Task description.
Starting with the line that holds "Give me a plain-text", reproduce each line through the last one of the data, exactly as written. Pictures are not copied.

--- Start ---

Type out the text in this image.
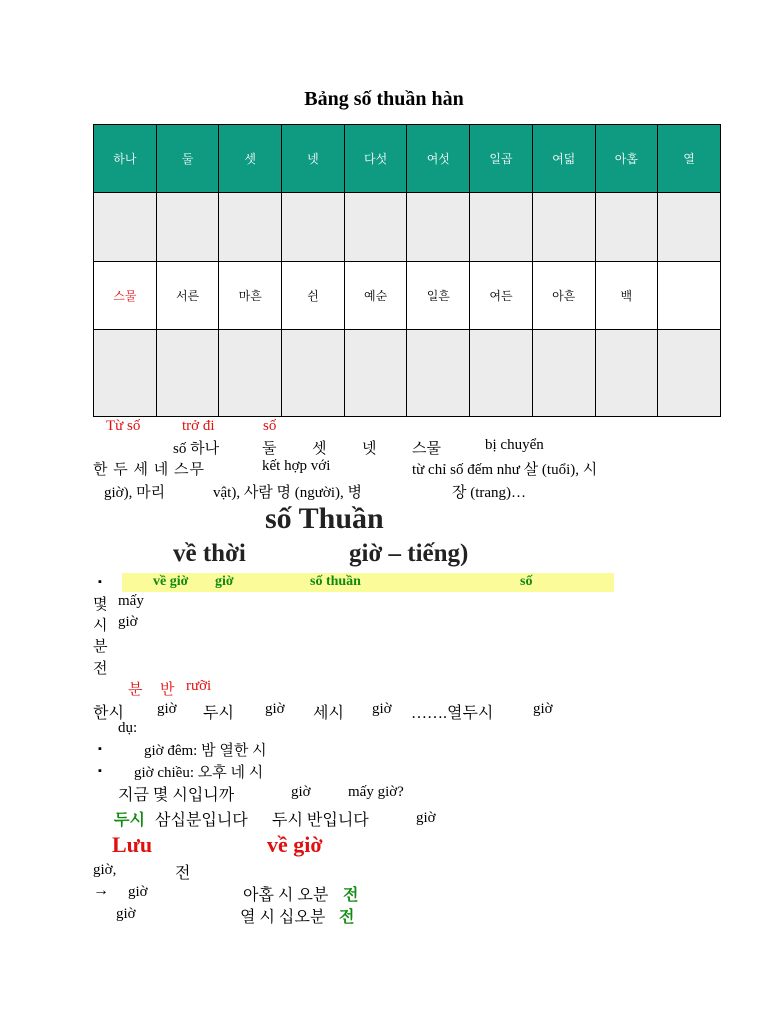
Bảng số thuần hàn
하나	둘	셋	넷	다섯	여섯	일곱	여덟	아홉	열

스물	서른	마흔	쉰	예순	일흔	여든	아흔	백	

Từ số	trở đi	số
số 하나	둘 셋 넷 스물	bị chuyển
한 두 세 네 스무	kết hợp với	từ chỉ số đếm như 살 (tuổi), 시
giờ), 마리	vật), 사람 명 (người), 병	장 (trang)…
số Thuần
về thời	giờ – tiếng)
▪	về giờ giờ	số thuần	số
몇 mấy
시 giờ
분
전
분 반 rưỡi
한시 giờ 두시 giờ 세시 giờ …….열두시	giờ
dụ:
▪	giờ đêm: 밤 열한 시
▪ giờ chiều: 오후 네 시
지금 몇 시입니까	giờ mấy giờ?
두시 삼십분입니다 두시 반입니다	giờ
Lưu	về giờ
giờ,	전
→ giờ	아홉 시 오분 전
giờ	열 시 십오분 전
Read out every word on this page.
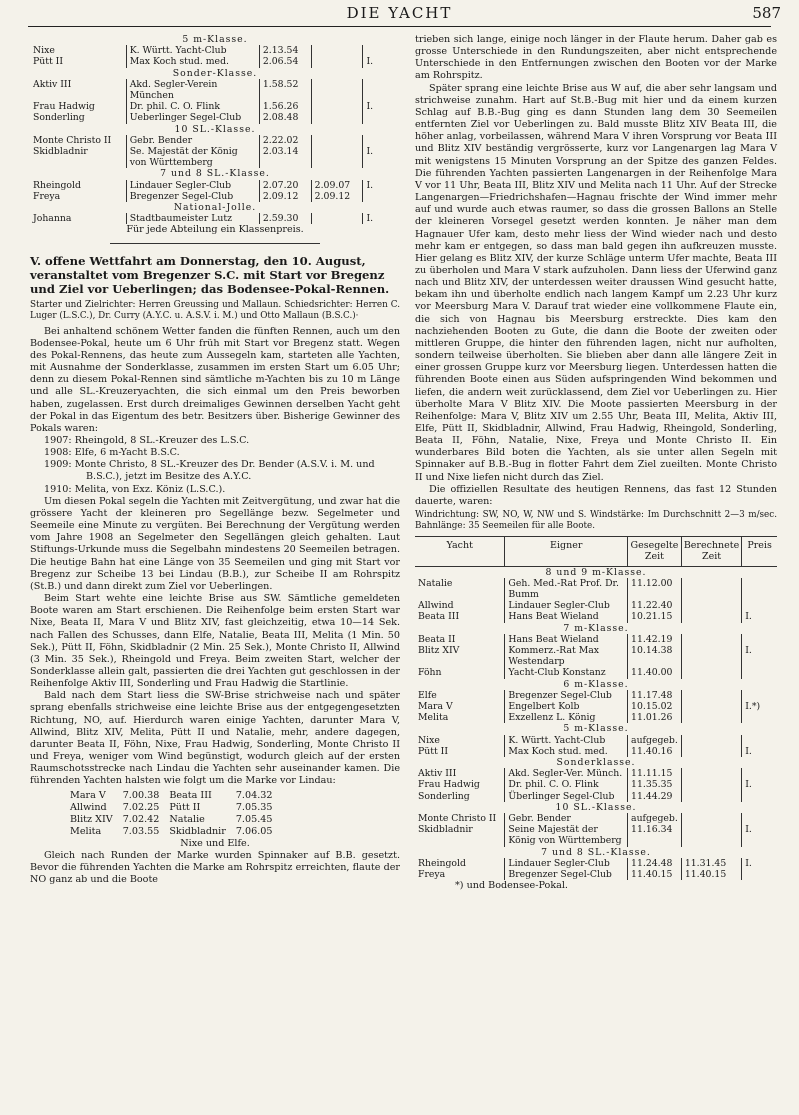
DIE YACHT	587
5 m-Klasse.				
Nixe	K. Württ. Yacht-Club	2.13.54		
Pütt II	Max Koch stud. med.	2.06.54		I.
Sonder-Klasse.				
Aktiv III	Akd. Segler-Verein München	1.58.52		
Frau Hadwig	Dr. phil. C. O. Flink	1.56.26		I.
Sonderling	Ueberlinger Segel-Club	2.08.48		
10 SL.-Klasse.				
Monte Christo II	Gebr. Bender	2.22.02		
Skidbladnir	Se. Majestät der König von Württemberg	2.03.14		I.
7 und 8 SL.-Klasse.				
Rheingold	Lindauer Segler-Club	2.07.20	2.09.07	I.
Freya	Bregenzer Segel-Club	2.09.12	2.09.12	
National-Jolle.				
Johanna	Stadtbaumeister Lutz	2.59.30		I.
Für jede Abteilung ein Klassenpreis.
V. offene Wettfahrt am Donnerstag, den 10. August, veranstaltet vom Bregenzer S.C. mit Start vor Bregenz und Ziel vor Ueberlingen; das Bodensee-Pokal-Rennen.

Starter und Zielrichter: Herren Greussing und Mallaun. Schiedsrichter: Herren C. Luger (L.S.C.), Dr. Curry (A.Y.C. u. A.S.V. i. M.) und Otto Mallaun (B.S.C.)·

Bei anhaltend schönem Wetter fanden die fünften Rennen, auch um den Bodensee-Pokal, heute um 6 Uhr früh mit Start vor Bregenz statt. Wegen des Pokal-Rennens, das heute zum Aussegeln kam, starteten alle Yachten, mit Ausnahme der Sonderklasse, zusammen im ersten Start um 6.05 Uhr; denn zu diesem Pokal-Rennen sind sämtliche m-Yachten bis zu 10 m Länge und alle SL.-Kreuzeryachten, die sich einmal um den Preis beworben haben, zugelassen. Erst durch dreimaliges Gewinnen derselben Yacht geht der Pokal in das Eigentum des betr. Besitzers über. Bisherige Gewinner des Pokals waren:

1907: Rheingold, 8 SL.-Kreuzer des L.S.C.
1908: Elfe, 6 m-Yacht B.S.C.
1909: Monte Christo, 8 SL.-Kreuzer des Dr. Bender (A.S.V. i. M. und B.S.C.), jetzt im Besitze des A.Y.C.
1910: Melita, von Exz. Köniz (L.S.C.).

Um diesen Pokal segeln die Yachten mit Zeitvergütung, und zwar hat die grössere Yacht der kleineren pro Segellänge bezw. Segelmeter und Seemeile eine Minute zu vergüten. Bei Berechnung der Vergütung werden vom Jahre 1908 an Segelmeter den Segellängen gleich gehalten. Laut Stiftungs-Urkunde muss die Segelbahn mindestens 20 Seemeilen betragen. Die heutige Bahn hat eine Länge von 35 Seemeilen und ging mit Start vor Bregenz zur Scheibe 13 bei Lindau (B.B.), zur Scheibe II am Rohrspitz (St.B.) und dann direkt zum Ziel vor Ueberlingen.

Beim Start wehte eine leichte Brise aus SW. Sämtliche gemeldeten Boote waren am Start erschienen. Die Reihenfolge beim ersten Start war Nixe, Beata II, Mara V und Blitz XIV, fast gleichzeitig, etwa 10—14 Sek. nach Fallen des Schusses, dann Elfe, Natalie, Beata III, Melita (1 Min. 50 Sek.), Pütt II, Föhn, Skidbladnir (2 Min. 25 Sek.), Monte Christo II, Allwind (3 Min. 35 Sek.), Rheingold und Freya. Beim zweiten Start, welcher der Sonderklasse allein galt, passierten die drei Yachten gut geschlossen in der Reihenfolge Aktiv III, Sonderling und Frau Hadwig die Startlinie.

Bald nach dem Start liess die SW-Brise strichweise nach und später sprang ebenfalls strichweise eine leichte Brise aus der entgegengesetzten Richtung, NO, auf. Hierdurch waren einige Yachten, darunter Mara V, Allwind, Blitz XIV, Melita, Pütt II und Natalie, mehr, andere dagegen, darunter Beata II, Föhn, Nixe, Frau Hadwig, Sonderling, Monte Christo II und Freya, weniger vom Wind begünstigt, wodurch gleich auf der ersten Raumschotsstrecke nach Lindau die Yachten sehr auseinander kamen. Die führenden Yachten halsten wie folgt um die Marke vor Lindau:

Mara V	7.00.38	Beata III	7.04.32
Allwind	7.02.25	Pütt II	7.05.35
Blitz XIV	7.02.42	Natalie	7.05.45
Melita	7.03.55	Skidbladnir	7.06.05
Nixe und Elfe.

Gleich nach Runden der Marke wurden Spinnaker auf B.B. gesetzt. Bevor die führenden Yachten die Marke am Rohrspitz erreichten, flaute der NO ganz ab und die Boote

trieben sich lange, einige noch länger in der Flaute herum. Daher gab es grosse Unterschiede in den Rundungszeiten, aber nicht entsprechende Unterschiede in den Entfernungen zwischen den Booten vor der Marke am Rohrspitz.

Später sprang eine leichte Brise aus W auf, die aber sehr langsam und strichweise zunahm. Hart auf St.B.-Bug mit hier und da einem kurzen Schlag auf B.B.-Bug ging es dann Stunden lang dem 30 Seemeilen entfernten Ziel vor Ueberlingen zu. Bald musste Blitz XIV Beata III, die höher anlag, vorbeilassen, während Mara V ihren Vorsprung vor Beata III und Blitz XIV beständig vergrösserte, kurz vor Langenargen lag Mara V mit wenigstens 15 Minuten Vorsprung an der Spitze des ganzen Feldes. Die führenden Yachten passierten Langenargen in der Reihenfolge Mara V vor 11 Uhr, Beata III, Blitz XIV und Melita nach 11 Uhr. Auf der Strecke Langenargen—Friedrichshafen—Hagnau frischte der Wind immer mehr auf und wurde auch etwas raumer, so dass die grossen Ballons an Stelle der kleineren Vorsegel gesetzt werden konnten. Je näher man dem Hagnauer Ufer kam, desto mehr liess der Wind wieder nach und desto mehr kam er entgegen, so dass man bald gegen ihn aufkreuzen musste. Hier gelang es Blitz XIV, der kurze Schläge unterm Ufer machte, Beata III zu überholen und Mara V stark aufzuholen. Dann liess der Uferwind ganz nach und Blitz XIV, der unterdessen weiter draussen Wind gesucht hatte, bekam ihn und überholte endlich nach langem Kampf um 2.23 Uhr kurz vor Meersburg Mara V. Darauf trat wieder eine vollkommene Flaute ein, die sich von Hagnau bis Meersburg erstreckte. Dies kam den nachziehenden Booten zu Gute, die dann die Boote der zweiten oder mittleren Gruppe, die hinter den führenden lagen, nicht nur aufholten, sondern teilweise überholten. Sie blieben aber dann alle längere Zeit in einer grossen Gruppe kurz vor Meersburg liegen. Unterdessen hatten die führenden Boote einen aus Süden aufspringenden Wind bekommen und liefen, die andern weit zurücklassend, dem Ziel vor Ueberlingen zu. Hier überholte Mara V Blitz XIV. Die Moote passierten Meersburg in der Reihenfolge: Mara V, Blitz XIV um 2.55 Uhr, Beata III, Melita, Aktiv III, Elfe, Pütt II, Skidbladnir, Allwind, Frau Hadwig, Rheingold, Sonderling, Beata II, Föhn, Natalie, Nixe, Freya und Monte Christo II. Ein wunderbares Bild boten die Yachten, als sie unter allen Segeln mit Spinnaker auf B.B.-Bug in flotter Fahrt dem Ziel zueilten. Monte Christo II und Nixe liefen nicht durch das Ziel.

Die offiziellen Resultate des heutigen Rennens, das fast 12 Stunden dauerte, waren:

Windrichtung: SW, NO, W, NW und S. Windstärke: Im Durchschnitt 2—3 m/sec. Bahnlänge: 35 Seemeilen für alle Boote.

Yacht	Eigner	Gesegelte Zeit	Berechnete Zeit	Preis
8 und 9 m-Klasse.				
Natalie	Geh. Med.-Rat Prof. Dr. Bumm	11.12.00		
Allwind	Lindauer Segler-Club	11.22.40		
Beata III	Hans Beat Wieland	10.21.15		I.
7 m-Klasse.				
Beata II	Hans Beat Wieland	11.42.19		
Blitz XIV	Kommerz.-Rat Max Westendarp	10.14.38		I.
Föhn	Yacht-Club Konstanz	11.40.00		
6 m-Klasse.				
Elfe	Bregenzer Segel-Club	11.17.48		
Mara V	Engelbert Kolb	10.15.02		I.*)
Melita	Exzellenz L. König	11.01.26		
5 m-Klasse.				
Nixe	K. Württ. Yacht-Club	aufgegeb.		
Pütt II	Max Koch stud. med.	11.40.16		I.
Sonderklasse.				
Aktiv III	Akd. Segler-Ver. Münch.	11.11.15		
Frau Hadwig	Dr. phil. C. O. Flink	11.35.35		I.
Sonderling	Überlinger Segel-Club	11.44.29		
10 SL.-Klasse.				
Monte Christo II	Gebr. Bender	aufgegeb.		
Skidbladnir	Seine Majestät der König von Württemberg	11.16.34		I.
7 und 8 SL.-Klasse.				
Rheingold	Lindauer Segler-Club	11.24.48	11.31.45	I.
Freya	Bregenzer Segel-Club	11.40.15	11.40.15	
*) und Bodensee-Pokal.
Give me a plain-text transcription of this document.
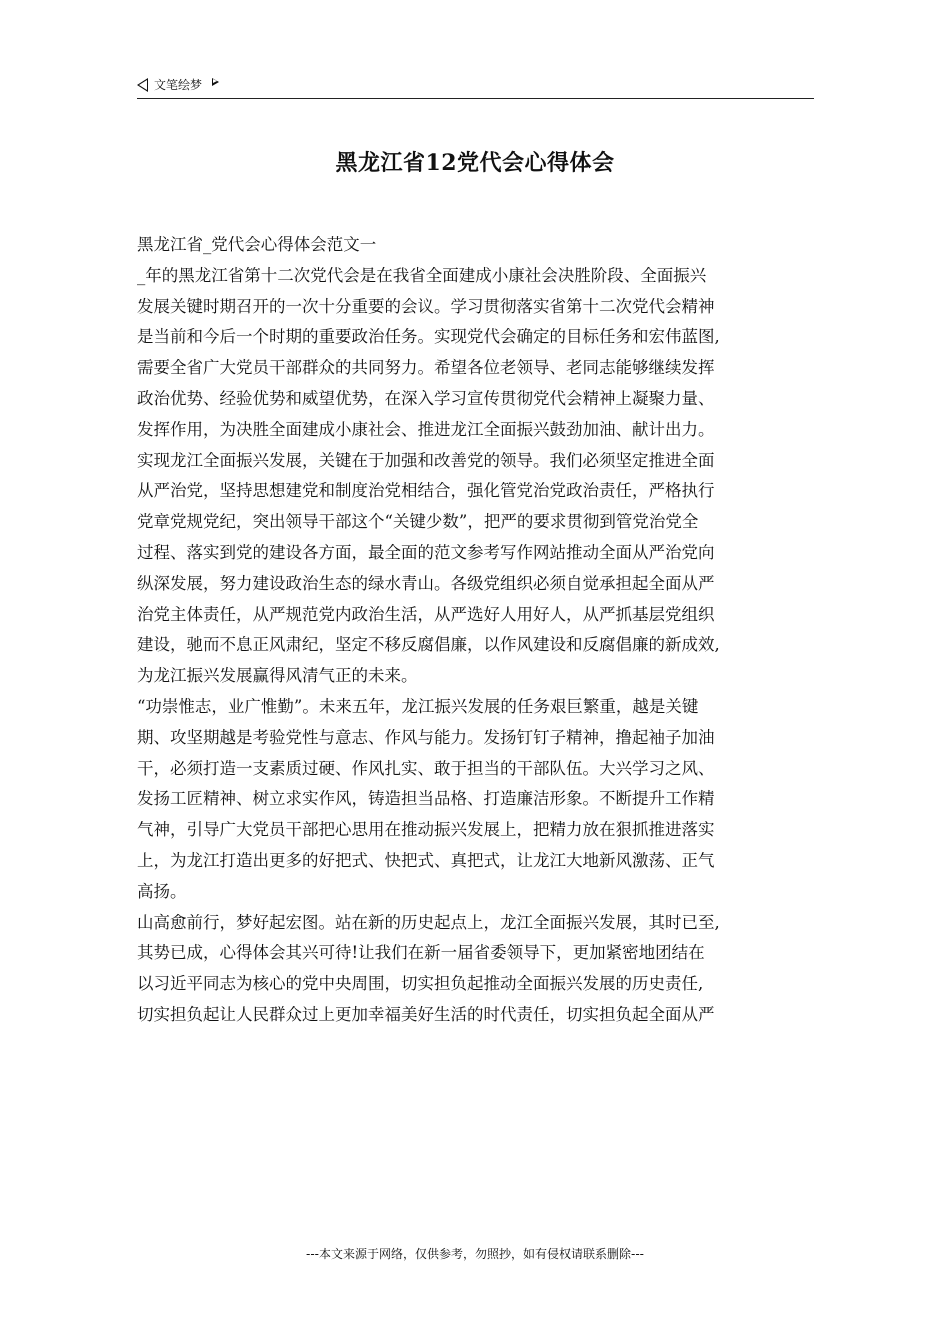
文笔绘梦
黑龙江省12党代会心得体会
黑龙江省_党代会心得体会范文一
_年的黑龙江省第十二次党代会是在我省全面建成小康社会决胜阶段、全面振兴
发展关键时期召开的一次十分重要的会议。学习贯彻落实省第十二次党代会精神
是当前和今后一个时期的重要政治任务。实现党代会确定的目标任务和宏伟蓝图,
需要全省广大党员干部群众的共同努力。希望各位老领导、老同志能够继续发挥
政治优势、经验优势和威望优势，在深入学习宣传贯彻党代会精神上凝聚力量、
发挥作用，为决胜全面建成小康社会、推进龙江全面振兴鼓劲加油、献计出力。
实现龙江全面振兴发展，关键在于加强和改善党的领导。我们必须坚定推进全面
从严治党，坚持思想建党和制度治党相结合，强化管党治党政治责任，严格执行
党章党规党纪，突出领导干部这个“关键少数”，把严的要求贯彻到管党治党全
过程、落实到党的建设各方面，最全面的范文参考写作网站推动全面从严治党向
纵深发展，努力建设政治生态的绿水青山。各级党组织必须自觉承担起全面从严
治党主体责任，从严规范党内政治生活，从严选好人用好人，从严抓基层党组织
建设，驰而不息正风肃纪，坚定不移反腐倡廉，以作风建设和反腐倡廉的新成效,
为龙江振兴发展赢得风清气正的未来。
“功崇惟志，业广惟勤”。未来五年，龙江振兴发展的任务艰巨繁重，越是关键
期、攻坚期越是考验党性与意志、作风与能力。发扬钉钉子精神，撸起袖子加油
干，必须打造一支素质过硬、作风扎实、敢于担当的干部队伍。大兴学习之风、
发扬工匠精神、树立求实作风，铸造担当品格、打造廉洁形象。不断提升工作精
气神，引导广大党员干部把心思用在推动振兴发展上，把精力放在狠抓推进落实
上，为龙江打造出更多的好把式、快把式、真把式，让龙江大地新风激荡、正气
高扬。
山高愈前行，梦好起宏图。站在新的历史起点上，龙江全面振兴发展，其时已至,
其势已成，心得体会其兴可待!让我们在新一届省委领导下，更加紧密地团结在
以习近平同志为核心的党中央周围，切实担负起推动全面振兴发展的历史责任,
切实担负起让人民群众过上更加幸福美好生活的时代责任，切实担负起全面从严
---本文来源于网络，仅供参考，勿照抄，如有侵权请联系删除---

--- End ---

Exercise solution.
Give me a plain-text transcription of this document.
文笔绘梦
黑龙江省12党代会心得体会
黑龙江省_党代会心得体会范文一
_年的黑龙江省第十二次党代会是在我省全面建成小康社会决胜阶段、全面振兴
发展关键时期召开的一次十分重要的会议。学习贯彻落实省第十二次党代会精神
是当前和今后一个时期的重要政治任务。实现党代会确定的目标任务和宏伟蓝图,
需要全省广大党员干部群众的共同努力。希望各位老领导、老同志能够继续发挥
政治优势、经验优势和威望优势，在深入学习宣传贯彻党代会精神上凝聚力量、
发挥作用，为决胜全面建成小康社会、推进龙江全面振兴鼓劲加油、献计出力。
实现龙江全面振兴发展，关键在于加强和改善党的领导。我们必须坚定推进全面
从严治党，坚持思想建党和制度治党相结合，强化管党治党政治责任，严格执行
党章党规党纪，突出领导干部这个“关键少数”，把严的要求贯彻到管党治党全
过程、落实到党的建设各方面，最全面的范文参考写作网站推动全面从严治党向
纵深发展，努力建设政治生态的绿水青山。各级党组织必须自觉承担起全面从严
治党主体责任，从严规范党内政治生活，从严选好人用好人，从严抓基层党组织
建设，驰而不息正风肃纪，坚定不移反腐倡廉，以作风建设和反腐倡廉的新成效,
为龙江振兴发展赢得风清气正的未来。
“功崇惟志，业广惟勤”。未来五年，龙江振兴发展的任务艰巨繁重，越是关键
期、攻坚期越是考验党性与意志、作风与能力。发扬钉钉子精神，撸起袖子加油
干，必须打造一支素质过硬、作风扎实、敢于担当的干部队伍。大兴学习之风、
发扬工匠精神、树立求实作风，铸造担当品格、打造廉洁形象。不断提升工作精
气神，引导广大党员干部把心思用在推动振兴发展上，把精力放在狠抓推进落实
上，为龙江打造出更多的好把式、快把式、真把式，让龙江大地新风激荡、正气
高扬。
山高愈前行，梦好起宏图。站在新的历史起点上，龙江全面振兴发展，其时已至,
其势已成，心得体会其兴可待!让我们在新一届省委领导下，更加紧密地团结在
以习近平同志为核心的党中央周围，切实担负起推动全面振兴发展的历史责任,
切实担负起让人民群众过上更加幸福美好生活的时代责任，切实担负起全面从严
---本文来源于网络，仅供参考，勿照抄，如有侵权请联系删除---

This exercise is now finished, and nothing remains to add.